» What to work on: Write out the listing below again, precisely as it is given.

#### Supplied information

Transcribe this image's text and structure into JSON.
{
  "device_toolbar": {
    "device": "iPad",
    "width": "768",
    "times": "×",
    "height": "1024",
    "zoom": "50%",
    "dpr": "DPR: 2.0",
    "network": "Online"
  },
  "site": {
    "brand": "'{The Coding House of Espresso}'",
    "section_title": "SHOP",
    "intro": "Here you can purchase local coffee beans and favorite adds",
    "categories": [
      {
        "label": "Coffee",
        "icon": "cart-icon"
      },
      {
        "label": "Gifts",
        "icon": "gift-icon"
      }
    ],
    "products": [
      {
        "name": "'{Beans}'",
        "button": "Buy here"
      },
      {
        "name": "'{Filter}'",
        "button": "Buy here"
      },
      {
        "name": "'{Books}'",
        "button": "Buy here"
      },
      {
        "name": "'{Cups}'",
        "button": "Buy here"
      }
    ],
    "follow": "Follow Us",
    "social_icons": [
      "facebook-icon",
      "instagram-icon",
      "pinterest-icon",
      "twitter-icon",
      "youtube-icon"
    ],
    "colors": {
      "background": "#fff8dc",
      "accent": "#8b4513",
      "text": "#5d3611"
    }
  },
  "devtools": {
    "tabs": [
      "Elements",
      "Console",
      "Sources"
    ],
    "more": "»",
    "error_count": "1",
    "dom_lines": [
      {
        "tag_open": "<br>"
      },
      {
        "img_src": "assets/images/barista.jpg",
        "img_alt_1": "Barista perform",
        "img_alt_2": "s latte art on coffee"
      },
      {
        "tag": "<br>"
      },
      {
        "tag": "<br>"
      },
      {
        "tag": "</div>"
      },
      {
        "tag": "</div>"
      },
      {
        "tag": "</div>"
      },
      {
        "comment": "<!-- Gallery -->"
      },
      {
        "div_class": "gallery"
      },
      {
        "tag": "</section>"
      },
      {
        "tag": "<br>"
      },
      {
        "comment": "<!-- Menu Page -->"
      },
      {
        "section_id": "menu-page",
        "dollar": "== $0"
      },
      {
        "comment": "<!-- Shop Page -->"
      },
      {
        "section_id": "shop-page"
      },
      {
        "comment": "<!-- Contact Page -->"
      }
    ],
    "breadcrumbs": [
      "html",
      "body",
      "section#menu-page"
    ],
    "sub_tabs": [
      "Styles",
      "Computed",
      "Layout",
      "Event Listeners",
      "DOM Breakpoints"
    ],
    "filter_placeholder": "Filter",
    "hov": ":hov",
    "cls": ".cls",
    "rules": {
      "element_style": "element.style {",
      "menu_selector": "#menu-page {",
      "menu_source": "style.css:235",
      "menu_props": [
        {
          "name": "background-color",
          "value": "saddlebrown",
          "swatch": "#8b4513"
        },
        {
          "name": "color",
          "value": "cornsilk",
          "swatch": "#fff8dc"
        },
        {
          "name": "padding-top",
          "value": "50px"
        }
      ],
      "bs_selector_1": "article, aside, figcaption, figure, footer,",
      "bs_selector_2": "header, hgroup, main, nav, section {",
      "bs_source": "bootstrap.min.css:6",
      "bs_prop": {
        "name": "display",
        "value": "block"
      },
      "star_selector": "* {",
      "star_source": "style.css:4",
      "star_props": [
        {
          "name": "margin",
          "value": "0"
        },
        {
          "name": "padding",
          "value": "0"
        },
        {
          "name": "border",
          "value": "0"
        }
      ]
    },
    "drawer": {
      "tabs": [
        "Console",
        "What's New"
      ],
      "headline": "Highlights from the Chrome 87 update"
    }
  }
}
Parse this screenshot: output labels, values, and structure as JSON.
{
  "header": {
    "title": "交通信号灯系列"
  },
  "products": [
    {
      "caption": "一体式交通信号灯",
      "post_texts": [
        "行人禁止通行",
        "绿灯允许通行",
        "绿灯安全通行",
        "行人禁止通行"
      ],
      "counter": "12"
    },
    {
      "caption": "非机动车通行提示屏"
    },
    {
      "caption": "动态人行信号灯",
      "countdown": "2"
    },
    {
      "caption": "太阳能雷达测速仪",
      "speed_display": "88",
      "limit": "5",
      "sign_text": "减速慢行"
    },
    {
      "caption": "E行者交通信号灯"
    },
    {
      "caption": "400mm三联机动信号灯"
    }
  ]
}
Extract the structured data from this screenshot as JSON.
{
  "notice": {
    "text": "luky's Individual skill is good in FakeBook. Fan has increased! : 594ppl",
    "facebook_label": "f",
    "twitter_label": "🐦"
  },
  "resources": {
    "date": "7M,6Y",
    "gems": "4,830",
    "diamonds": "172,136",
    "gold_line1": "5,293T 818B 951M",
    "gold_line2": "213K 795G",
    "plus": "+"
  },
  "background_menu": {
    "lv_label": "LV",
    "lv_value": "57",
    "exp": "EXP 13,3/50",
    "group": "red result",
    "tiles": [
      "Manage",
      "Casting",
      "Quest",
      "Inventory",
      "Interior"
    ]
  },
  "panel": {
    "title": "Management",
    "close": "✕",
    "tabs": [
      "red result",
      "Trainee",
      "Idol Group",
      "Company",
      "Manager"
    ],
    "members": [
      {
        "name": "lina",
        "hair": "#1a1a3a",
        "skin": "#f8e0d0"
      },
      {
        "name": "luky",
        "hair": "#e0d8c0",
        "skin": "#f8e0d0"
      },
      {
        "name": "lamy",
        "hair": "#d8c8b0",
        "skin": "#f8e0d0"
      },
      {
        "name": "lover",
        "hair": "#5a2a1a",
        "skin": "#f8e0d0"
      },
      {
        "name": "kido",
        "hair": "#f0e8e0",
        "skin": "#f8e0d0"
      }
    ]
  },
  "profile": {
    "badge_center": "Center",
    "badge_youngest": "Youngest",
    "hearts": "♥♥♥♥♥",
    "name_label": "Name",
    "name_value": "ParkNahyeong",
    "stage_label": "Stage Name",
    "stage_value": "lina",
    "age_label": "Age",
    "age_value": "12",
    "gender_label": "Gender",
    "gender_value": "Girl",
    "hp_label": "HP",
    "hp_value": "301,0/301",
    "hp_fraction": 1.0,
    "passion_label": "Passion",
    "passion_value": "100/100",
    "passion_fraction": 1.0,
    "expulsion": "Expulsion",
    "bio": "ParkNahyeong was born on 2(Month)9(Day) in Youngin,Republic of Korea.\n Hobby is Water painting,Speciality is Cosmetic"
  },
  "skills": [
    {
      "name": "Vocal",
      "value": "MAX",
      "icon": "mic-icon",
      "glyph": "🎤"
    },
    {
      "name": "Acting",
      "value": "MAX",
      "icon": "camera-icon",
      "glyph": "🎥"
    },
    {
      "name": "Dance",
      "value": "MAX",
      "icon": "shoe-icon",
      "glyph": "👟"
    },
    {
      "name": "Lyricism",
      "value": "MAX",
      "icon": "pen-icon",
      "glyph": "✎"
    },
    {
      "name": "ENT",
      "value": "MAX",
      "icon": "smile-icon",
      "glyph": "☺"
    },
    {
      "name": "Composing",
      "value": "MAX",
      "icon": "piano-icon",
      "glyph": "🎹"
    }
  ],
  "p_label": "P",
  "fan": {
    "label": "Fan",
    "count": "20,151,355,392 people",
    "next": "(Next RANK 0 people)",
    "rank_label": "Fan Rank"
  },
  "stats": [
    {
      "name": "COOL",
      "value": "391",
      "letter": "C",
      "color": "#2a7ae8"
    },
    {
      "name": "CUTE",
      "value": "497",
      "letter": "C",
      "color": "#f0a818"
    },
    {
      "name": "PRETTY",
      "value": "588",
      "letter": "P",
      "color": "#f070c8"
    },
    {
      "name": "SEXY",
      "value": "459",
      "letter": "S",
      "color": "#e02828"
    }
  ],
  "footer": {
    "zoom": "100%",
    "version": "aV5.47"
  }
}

########

» Worked solution:
Transcribe this image's text and structure into JSON.
{
  "device_toolbar": {
    "device": "iPad",
    "width": "768",
    "times": "×",
    "height": "1024",
    "zoom": "50%",
    "dpr": "DPR: 2.0",
    "network": "Online"
  },
  "site": {
    "brand": "'{The Coding House of Espresso}'",
    "section_title": "SHOP",
    "intro": "Here you can purchase local coffee beans and favorite adds",
    "categories": [
      {
        "label": "Coffee",
        "icon": "cart-icon"
      },
      {
        "label": "Gifts",
        "icon": "gift-icon"
      }
    ],
    "products": [
      {
        "name": "'{Beans}'",
        "button": "Buy here"
      },
      {
        "name": "'{Filter}'",
        "button": "Buy here"
      },
      {
        "name": "'{Books}'",
        "button": "Buy here"
      },
      {
        "name": "'{Cups}'",
        "button": "Buy here"
      }
    ],
    "follow": "Follow Us",
    "social_icons": [
      "facebook-icon",
      "instagram-icon",
      "pinterest-icon",
      "twitter-icon",
      "youtube-icon"
    ],
    "colors": {
      "background": "#fff8dc",
      "accent": "#8b4513",
      "text": "#5d3611"
    }
  },
  "devtools": {
    "tabs": [
      "Elements",
      "Console",
      "Sources"
    ],
    "more": "»",
    "error_count": "1",
    "dom_lines": [
      {
        "tag_open": "<br>"
      },
      {
        "img_src": "assets/images/barista.jpg",
        "img_alt_1": "Barista perform",
        "img_alt_2": "s latte art on coffee"
      },
      {
        "tag": "<br>"
      },
      {
        "tag": "<br>"
      },
      {
        "tag": "</div>"
      },
      {
        "tag": "</div>"
      },
      {
        "tag": "</div>"
      },
      {
        "comment": "<!-- Gallery -->"
      },
      {
        "div_class": "gallery"
      },
      {
        "tag": "</section>"
      },
      {
        "tag": "<br>"
      },
      {
        "comment": "<!-- Menu Page -->"
      },
      {
        "section_id": "menu-page",
        "dollar": "== $0"
      },
      {
        "comment": "<!-- Shop Page -->"
      },
      {
        "section_id": "shop-page"
      },
      {
        "comment": "<!-- Contact Page -->"
      }
    ],
    "breadcrumbs": [
      "html",
      "body",
      "section#menu-page"
    ],
    "sub_tabs": [
      "Styles",
      "Computed",
      "Layout",
      "Event Listeners",
      "DOM Breakpoints"
    ],
    "filter_placeholder": "Filter",
    "hov": ":hov",
    "cls": ".cls",
    "rules": {
      "element_style": "element.style {",
      "menu_selector": "#menu-page {",
      "menu_source": "style.css:235",
      "menu_props": [
        {
          "name": "background-color",
          "value": "saddlebrown",
          "swatch": "#8b4513"
        },
        {
          "name": "color",
          "value": "cornsilk",
          "swatch": "#fff8dc"
        },
        {
          "name": "padding-top",
          "value": "50px"
        }
      ],
      "bs_selector_1": "article, aside, figcaption, figure, footer,",
      "bs_selector_2": "header, hgroup, main, nav, section {",
      "bs_source": "bootstrap.min.css:6",
      "bs_prop": {
        "name": "display",
        "value": "block"
      },
      "star_selector": "* {",
      "star_source": "style.css:4",
      "star_props": [
        {
          "name": "margin",
          "value": "0"
        },
        {
          "name": "padding",
          "value": "0"
        },
        {
          "name": "border",
          "value": "0"
        }
      ]
    },
    "drawer": {
      "tabs": [
        "Console",
        "What's New"
      ],
      "headline": "Highlights from the Chrome 87 update"
    }
  }
}
Parse this screenshot: output labels, values, and structure as JSON.
{
  "header": {
    "title": "交通信号灯系列"
  },
  "products": [
    {
      "caption": "一体式交通信号灯",
      "post_texts": [
        "行人禁止通行",
        "绿灯允许通行",
        "绿灯安全通行",
        "行人禁止通行"
      ],
      "counter": "12"
    },
    {
      "caption": "非机动车通行提示屏"
    },
    {
      "caption": "动态人行信号灯",
      "countdown": "2"
    },
    {
      "caption": "太阳能雷达测速仪",
      "speed_display": "88",
      "limit": "5",
      "sign_text": "减速慢行"
    },
    {
      "caption": "E行者交通信号灯"
    },
    {
      "caption": "400mm三联机动信号灯"
    }
  ]
}
Extract the structured data from this screenshot as JSON.
{
  "notice": {
    "text": "luky's Individual skill is good in FakeBook. Fan has increased! : 594ppl",
    "facebook_label": "f",
    "twitter_label": "🐦"
  },
  "resources": {
    "date": "7M,6Y",
    "gems": "4,830",
    "diamonds": "172,136",
    "gold_line1": "5,293T 818B 951M",
    "gold_line2": "213K 795G",
    "plus": "+"
  },
  "background_menu": {
    "lv_label": "LV",
    "lv_value": "57",
    "exp": "EXP 13,3/50",
    "group": "red result",
    "tiles": [
      "Manage",
      "Casting",
      "Quest",
      "Inventory",
      "Interior"
    ]
  },
  "panel": {
    "title": "Management",
    "close": "✕",
    "tabs": [
      "red result",
      "Trainee",
      "Idol Group",
      "Company",
      "Manager"
    ],
    "members": [
      {
        "name": "lina",
        "hair": "#1a1a3a",
        "skin": "#f8e0d0"
      },
      {
        "name": "luky",
        "hair": "#e0d8c0",
        "skin": "#f8e0d0"
      },
      {
        "name": "lamy",
        "hair": "#d8c8b0",
        "skin": "#f8e0d0"
      },
      {
        "name": "lover",
        "hair": "#5a2a1a",
        "skin": "#f8e0d0"
      },
      {
        "name": "kido",
        "hair": "#f0e8e0",
        "skin": "#f8e0d0"
      }
    ]
  },
  "profile": {
    "badge_center": "Center",
    "badge_youngest": "Youngest",
    "hearts": "♥♥♥♥♥",
    "name_label": "Name",
    "name_value": "ParkNahyeong",
    "stage_label": "Stage Name",
    "stage_value": "lina",
    "age_label": "Age",
    "age_value": "12",
    "gender_label": "Gender",
    "gender_value": "Girl",
    "hp_label": "HP",
    "hp_value": "301,0/301",
    "hp_fraction": 1.0,
    "passion_label": "Passion",
    "passion_value": "100/100",
    "passion_fraction": 1.0,
    "expulsion": "Expulsion",
    "bio": "ParkNahyeong was born on 2(Month)9(Day) in Youngin,Republic of Korea.\n Hobby is Water painting,Speciality is Cosmetic"
  },
  "skills": [
    {
      "name": "Vocal",
      "value": "MAX",
      "icon": "mic-icon",
      "glyph": "🎤"
    },
    {
      "name": "Acting",
      "value": "MAX",
      "icon": "camera-icon",
      "glyph": "🎥"
    },
    {
      "name": "Dance",
      "value": "MAX",
      "icon": "shoe-icon",
      "glyph": "👟"
    },
    {
      "name": "Lyricism",
      "value": "MAX",
      "icon": "pen-icon",
      "glyph": "✎"
    },
    {
      "name": "ENT",
      "value": "MAX",
      "icon": "smile-icon",
      "glyph": "☺"
    },
    {
      "name": "Composing",
      "value": "MAX",
      "icon": "piano-icon",
      "glyph": "🎹"
    }
  ],
  "p_label": "P",
  "fan": {
    "label": "Fan",
    "count": "20,151,355,392 people",
    "next": "(Next RANK 0 people)",
    "rank_label": "Fan Rank"
  },
  "stats": [
    {
      "name": "COOL",
      "value": "391",
      "letter": "C",
      "color": "#2a7ae8"
    },
    {
      "name": "CUTE",
      "value": "497",
      "letter": "C",
      "color": "#f0a818"
    },
    {
      "name": "PRETTY",
      "value": "588",
      "letter": "P",
      "color": "#f070c8"
    },
    {
      "name": "SEXY",
      "value": "459",
      "letter": "S",
      "color": "#e02828"
    }
  ],
  "footer": {
    "zoom": "100%",
    "version": "aV5.47"
  }
}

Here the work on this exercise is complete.